Select and copy out every line in the records containing "name".

Records to use
--- Begin ---
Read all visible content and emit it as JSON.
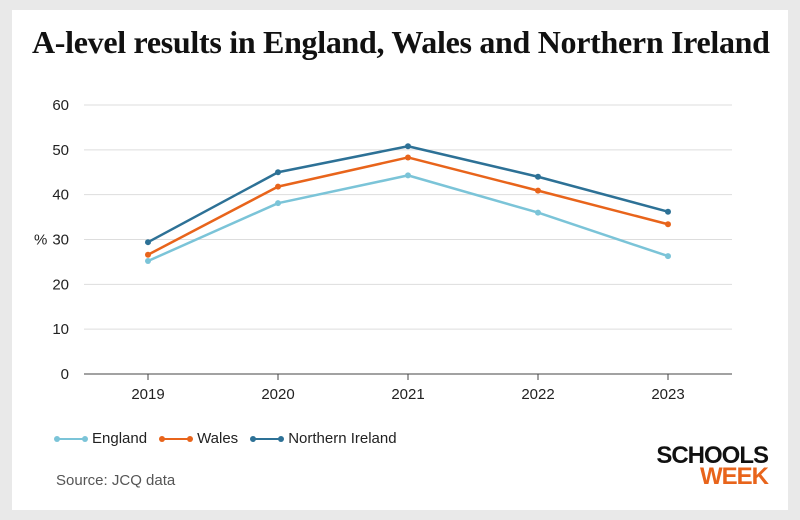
{
  "colors": {
    "england": "#7bc4d8",
    "wales": "#e8641b",
    "northern_ireland": "#2d7196",
    "grid": "#dddddd",
    "axis": "#444444",
    "logo_accent": "#e8641b"
  },
  "source": "Source: JCQ data",
  "logo": {
    "line1": "SCHOOLS",
    "line2": "WEEK"
  },
  "chart_data": {
    "type": "line",
    "title": "A-level results in England, Wales and Northern Ireland",
    "xlabel": "",
    "ylabel": "%",
    "x": [
      "2019",
      "2020",
      "2021",
      "2022",
      "2023"
    ],
    "ylim": [
      0,
      60
    ],
    "yticks": [
      0,
      10,
      20,
      30,
      40,
      50,
      60
    ],
    "grid": true,
    "legend_position": "bottom-left",
    "series": [
      {
        "key": "england",
        "name": "England",
        "values": [
          25.2,
          38.1,
          44.3,
          36.0,
          26.3
        ]
      },
      {
        "key": "wales",
        "name": "Wales",
        "values": [
          26.6,
          41.8,
          48.3,
          40.9,
          33.4
        ]
      },
      {
        "key": "northern_ireland",
        "name": "Northern Ireland",
        "values": [
          29.4,
          45.0,
          50.8,
          44.0,
          36.2
        ]
      }
    ]
  }
}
--- End ---
Result for this exercise
        "name": "England",
        "name": "Wales",
        "name": "Northern Ireland",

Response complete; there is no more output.